_WHAT IS REQUIRED:_ Omit the pictures, then write out every entry exactly as it reads.

_DATA FOR THIS TASK:_
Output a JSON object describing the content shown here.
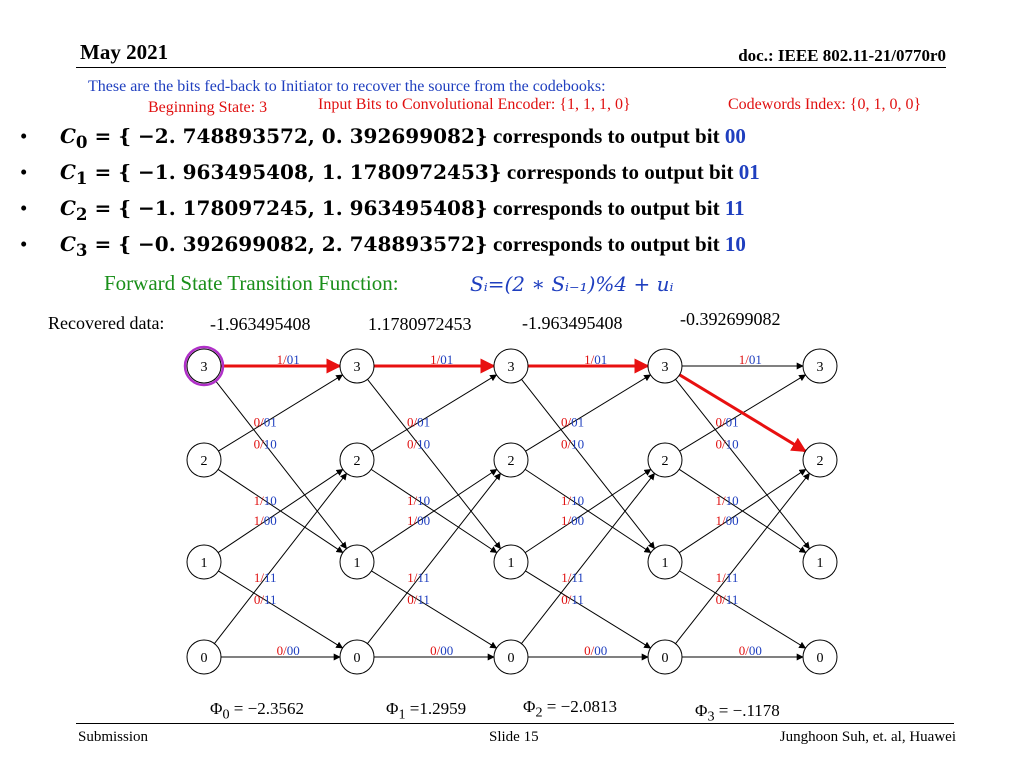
{
  "header": {
    "date": "May 2021",
    "doc": "doc.: IEEE 802.11-21/0770r0"
  },
  "intro": "These are the bits fed-back to Initiator to recover the source from the codebooks:",
  "beginning_state": "Beginning State: 3",
  "input_bits": "Input Bits to Convolutional Encoder: {1, 1, 1, 0}",
  "codewords_index": "Codewords Index: {0, 1, 0, 0}",
  "codebooks": [
    {
      "label": "C",
      "sub": "0",
      "values": "= { −2. 748893572, 0. 392699082}",
      "text": "corresponds to output bit",
      "bits": "00"
    },
    {
      "label": "C",
      "sub": "1",
      "values": "= { −1. 963495408, 1. 1780972453}",
      "text": "corresponds to output bit",
      "bits": "01"
    },
    {
      "label": "C",
      "sub": "2",
      "values": "= { −1. 178097245, 1. 963495408}",
      "text": "corresponds to output bit",
      "bits": "11"
    },
    {
      "label": "C",
      "sub": "3",
      "values": "= { −0. 392699082, 2. 748893572}",
      "text": "corresponds to output bit",
      "bits": "10"
    }
  ],
  "forward_label": "Forward State Transition Function:",
  "forward_formula": "Sᵢ=(2 ∗ Sᵢ₋₁)%4 + uᵢ",
  "recovered_label": "Recovered data:",
  "recovered_values": [
    "-1.963495408",
    "1.1780972453",
    "-1.963495408",
    "-0.392699082"
  ],
  "trellis": {
    "state_labels": [
      "3",
      "2",
      "1",
      "0"
    ],
    "stage_count": 5,
    "branch_labels": [
      "1/01",
      "0/10",
      "1/10",
      "0/01",
      "1/00",
      "0/11",
      "1/11",
      "0/00"
    ],
    "path": [
      3,
      3,
      3,
      3,
      2
    ],
    "colors": {
      "path": "#e81010",
      "input": "#e01010",
      "output": "#1f3fbf",
      "start_circle": "#b030c8"
    }
  },
  "phis": [
    {
      "sym": "Φ",
      "sub": "0",
      "value": "= −2.3562"
    },
    {
      "sym": "Φ",
      "sub": "1",
      "value": "=1.2959"
    },
    {
      "sym": "Φ",
      "sub": "2",
      "value": "= −2.0813"
    },
    {
      "sym": "Φ",
      "sub": "3",
      "value": "= −.1178"
    }
  ],
  "footer": {
    "left": "Submission",
    "center": "Slide 15",
    "right": "Junghoon Suh, et. al, Huawei"
  }
}
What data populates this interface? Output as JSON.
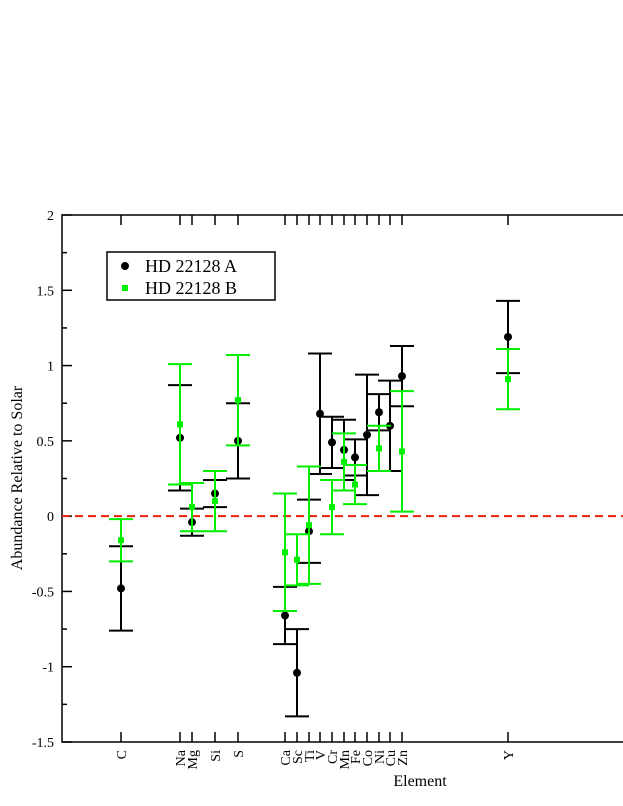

_REPLY:_
Output a JSON object describing the content shown here.
{
  "header": {
    "date": "May 2021",
    "doc": "doc.: IEEE 802.11-21/0770r0"
  },
  "intro": "These are the bits fed-back to Initiator to recover the source from the codebooks:",
  "beginning_state": "Beginning State: 3",
  "input_bits": "Input Bits to Convolutional Encoder: {1, 1, 1, 0}",
  "codewords_index": "Codewords Index: {0, 1, 0, 0}",
  "codebooks": [
    {
      "label": "C",
      "sub": "0",
      "values": "= { −2. 748893572, 0. 392699082}",
      "text": "corresponds to output bit",
      "bits": "00"
    },
    {
      "label": "C",
      "sub": "1",
      "values": "= { −1. 963495408, 1. 1780972453}",
      "text": "corresponds to output bit",
      "bits": "01"
    },
    {
      "label": "C",
      "sub": "2",
      "values": "= { −1. 178097245, 1. 963495408}",
      "text": "corresponds to output bit",
      "bits": "11"
    },
    {
      "label": "C",
      "sub": "3",
      "values": "= { −0. 392699082, 2. 748893572}",
      "text": "corresponds to output bit",
      "bits": "10"
    }
  ],
  "forward_label": "Forward State Transition Function:",
  "forward_formula": "Sᵢ=(2 ∗ Sᵢ₋₁)%4 + uᵢ",
  "recovered_label": "Recovered data:",
  "recovered_values": [
    "-1.963495408",
    "1.1780972453",
    "-1.963495408",
    "-0.392699082"
  ],
  "trellis": {
    "state_labels": [
      "3",
      "2",
      "1",
      "0"
    ],
    "stage_count": 5,
    "branch_labels": [
      "1/01",
      "0/10",
      "1/10",
      "0/01",
      "1/00",
      "0/11",
      "1/11",
      "0/00"
    ],
    "path": [
      3,
      3,
      3,
      3,
      2
    ],
    "colors": {
      "path": "#e81010",
      "input": "#e01010",
      "output": "#1f3fbf",
      "start_circle": "#b030c8"
    }
  },
  "phis": [
    {
      "sym": "Φ",
      "sub": "0",
      "value": "= −2.3562"
    },
    {
      "sym": "Φ",
      "sub": "1",
      "value": "=1.2959"
    },
    {
      "sym": "Φ",
      "sub": "2",
      "value": "= −2.0813"
    },
    {
      "sym": "Φ",
      "sub": "3",
      "value": "= −.1178"
    }
  ],
  "footer": {
    "left": "Submission",
    "center": "Slide 15",
    "right": "Junghoon Suh, et. al, Huawei"
  }
}
What data populates this interface? Output as JSON.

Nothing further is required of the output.